◆ **Exercise directions**: Gather all lines in the data that hold the string "display".

◆ **Records that describe figures**:
·····

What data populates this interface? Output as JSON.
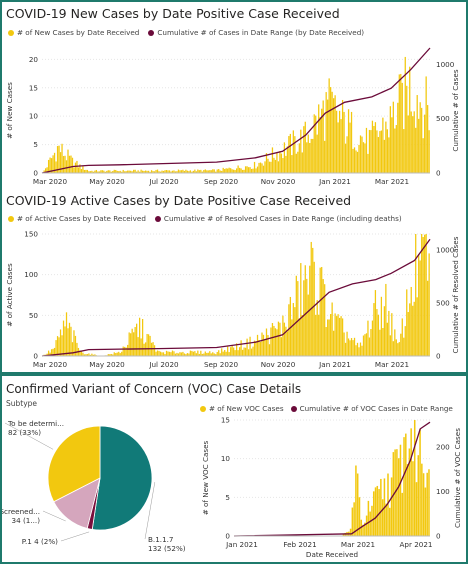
{
  "colors": {
    "bar": "#F2C80F",
    "line": "#6B0B3A",
    "teal": "#117A78",
    "pink": "#D5A6BD",
    "maroon": "#7A0F3D"
  },
  "panels": {
    "new_cases": {
      "title": "COVID-19 New Cases by Date Positive Case Received",
      "legend_bar": "# of New Cases by Date Received",
      "legend_line": "Cumulative # of Cases in Date Range (by Date Received)"
    },
    "active_cases": {
      "title": "COVID-19 Active Cases by Date Positive Case Received",
      "legend_bar": "# of Active Cases by Date Received",
      "legend_line": "Cumulative # of Resolved Cases in Date Range (including deaths)"
    },
    "voc": {
      "title": "Confirmed Variant of Concern (VOC) Case Details",
      "subtitle": "Subtype",
      "legend_bar": "# of New VOC Cases",
      "legend_line": "Cumulative # of VOC Cases in Date Range"
    }
  },
  "chart_data": [
    {
      "type": "bar",
      "title": "COVID-19 New Cases by Date Positive Case Received",
      "xlabel": "",
      "ylabel": "# of New Cases",
      "y2label": "Cumulative # of Cases",
      "x_ticks": [
        "Mar 2020",
        "May 2020",
        "Jul 2020",
        "Sep 2020",
        "Nov 2020",
        "Jan 2021",
        "Mar 2021"
      ],
      "ylim": [
        0,
        22
      ],
      "y_ticks": [
        0,
        5,
        10,
        15,
        20
      ],
      "y2lim": [
        0,
        1150
      ],
      "y2_ticks": [
        0,
        500,
        1000
      ],
      "bar_profile": [
        [
          0,
          0
        ],
        [
          0.04,
          5
        ],
        [
          0.08,
          2
        ],
        [
          0.12,
          0.4
        ],
        [
          0.45,
          0.5
        ],
        [
          0.55,
          1.5
        ],
        [
          0.68,
          7
        ],
        [
          0.74,
          13
        ],
        [
          0.79,
          9
        ],
        [
          0.84,
          6
        ],
        [
          0.9,
          10
        ],
        [
          0.95,
          17
        ],
        [
          1,
          12
        ]
      ],
      "series": [
        {
          "name": "# of New Cases by Date Received",
          "kind": "bars"
        },
        {
          "name": "Cumulative # of Cases in Date Range (by Date Received)",
          "kind": "line",
          "points": [
            [
              0,
              0
            ],
            [
              0.08,
              60
            ],
            [
              0.12,
              70
            ],
            [
              0.2,
              75
            ],
            [
              0.45,
              100
            ],
            [
              0.55,
              140
            ],
            [
              0.62,
              200
            ],
            [
              0.68,
              350
            ],
            [
              0.73,
              550
            ],
            [
              0.78,
              650
            ],
            [
              0.85,
              700
            ],
            [
              0.9,
              780
            ],
            [
              0.95,
              950
            ],
            [
              1,
              1150
            ]
          ]
        }
      ]
    },
    {
      "type": "bar",
      "title": "COVID-19 Active Cases by Date Positive Case Received",
      "xlabel": "",
      "ylabel": "# of Active Cases",
      "y2label": "Cumulative # of Resolved Cases",
      "x_ticks": [
        "Mar 2020",
        "May 2020",
        "Jul 2020",
        "Sep 2020",
        "Nov 2020",
        "Jan 2021",
        "Mar 2021"
      ],
      "ylim": [
        0,
        150
      ],
      "y_ticks": [
        0,
        50,
        100,
        150
      ],
      "y2lim": [
        0,
        1150
      ],
      "y2_ticks": [
        0,
        500,
        1000
      ],
      "bar_profile": [
        [
          0,
          0
        ],
        [
          0.03,
          10
        ],
        [
          0.06,
          45
        ],
        [
          0.1,
          5
        ],
        [
          0.15,
          0
        ],
        [
          0.2,
          5
        ],
        [
          0.25,
          40
        ],
        [
          0.3,
          5
        ],
        [
          0.45,
          5
        ],
        [
          0.55,
          20
        ],
        [
          0.62,
          40
        ],
        [
          0.66,
          80
        ],
        [
          0.7,
          115
        ],
        [
          0.75,
          50
        ],
        [
          0.82,
          10
        ],
        [
          0.86,
          60
        ],
        [
          0.89,
          70
        ],
        [
          0.92,
          10
        ],
        [
          0.96,
          110
        ],
        [
          1,
          145
        ]
      ],
      "series": [
        {
          "name": "# of Active Cases by Date Received",
          "kind": "bars"
        },
        {
          "name": "Cumulative # of Resolved Cases in Date Range (including deaths)",
          "kind": "line",
          "points": [
            [
              0,
              0
            ],
            [
              0.08,
              30
            ],
            [
              0.12,
              60
            ],
            [
              0.3,
              70
            ],
            [
              0.45,
              80
            ],
            [
              0.55,
              130
            ],
            [
              0.62,
              200
            ],
            [
              0.68,
              400
            ],
            [
              0.74,
              600
            ],
            [
              0.8,
              680
            ],
            [
              0.86,
              720
            ],
            [
              0.9,
              780
            ],
            [
              0.96,
              900
            ],
            [
              1,
              1100
            ]
          ]
        }
      ]
    },
    {
      "type": "pie",
      "title": "Subtype",
      "slices": [
        {
          "label": "B.1.1.7",
          "value": 132,
          "pct": "52%",
          "display": "B.1.1.7\n132 (52%)",
          "color": "#117A78"
        },
        {
          "label": "P.1",
          "value": 4,
          "pct": "2%",
          "display": "P.1 4 (2%)",
          "color": "#7A0F3D"
        },
        {
          "label": "Screened...",
          "value": 34,
          "pct": "",
          "display": "Screened...\n34 (1...)",
          "color": "#D5A6BD"
        },
        {
          "label": "To be determi...",
          "value": 82,
          "pct": "33%",
          "display": "To be determi...\n82 (33%)",
          "color": "#F2C80F"
        }
      ]
    },
    {
      "type": "bar",
      "title": "",
      "xlabel": "Date Received",
      "ylabel": "# of New VOC Cases",
      "y2label": "Cumulative # of VOC Cases",
      "x_ticks": [
        "Jan 2021",
        "Feb 2021",
        "Mar 2021",
        "Apr 2021"
      ],
      "ylim": [
        0,
        15
      ],
      "y_ticks": [
        0,
        5,
        10,
        15
      ],
      "y2lim": [
        0,
        260
      ],
      "y2_ticks": [
        0,
        100,
        200
      ],
      "bar_profile": [
        [
          0,
          0
        ],
        [
          0.55,
          0
        ],
        [
          0.6,
          1
        ],
        [
          0.62,
          10
        ],
        [
          0.65,
          2
        ],
        [
          0.7,
          4
        ],
        [
          0.75,
          6
        ],
        [
          0.8,
          8
        ],
        [
          0.85,
          10
        ],
        [
          0.9,
          15
        ],
        [
          0.95,
          12
        ],
        [
          1,
          10
        ]
      ],
      "series": [
        {
          "name": "# of New VOC Cases",
          "kind": "bars"
        },
        {
          "name": "Cumulative # of VOC Cases in Date Range",
          "kind": "line",
          "points": [
            [
              0,
              0
            ],
            [
              0.6,
              5
            ],
            [
              0.65,
              20
            ],
            [
              0.72,
              40
            ],
            [
              0.78,
              70
            ],
            [
              0.84,
              110
            ],
            [
              0.9,
              170
            ],
            [
              0.95,
              240
            ],
            [
              1,
              255
            ]
          ]
        }
      ]
    }
  ]
}
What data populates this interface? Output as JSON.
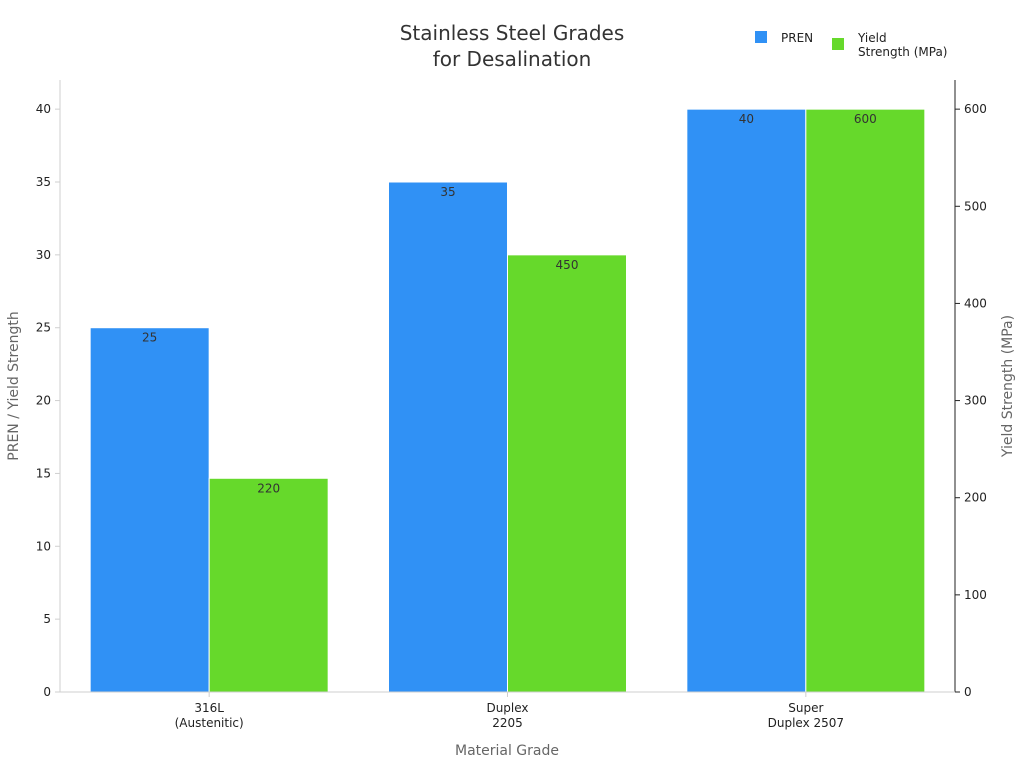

·····

◆ **Solution to this problem**:
          "display": "B.1.1.7\n132 (52%)",
          "display": "P.1 4 (2%)",
          "display": "Screened...\n34 (1...)",
          "display": "To be determi...\n82 (33%)",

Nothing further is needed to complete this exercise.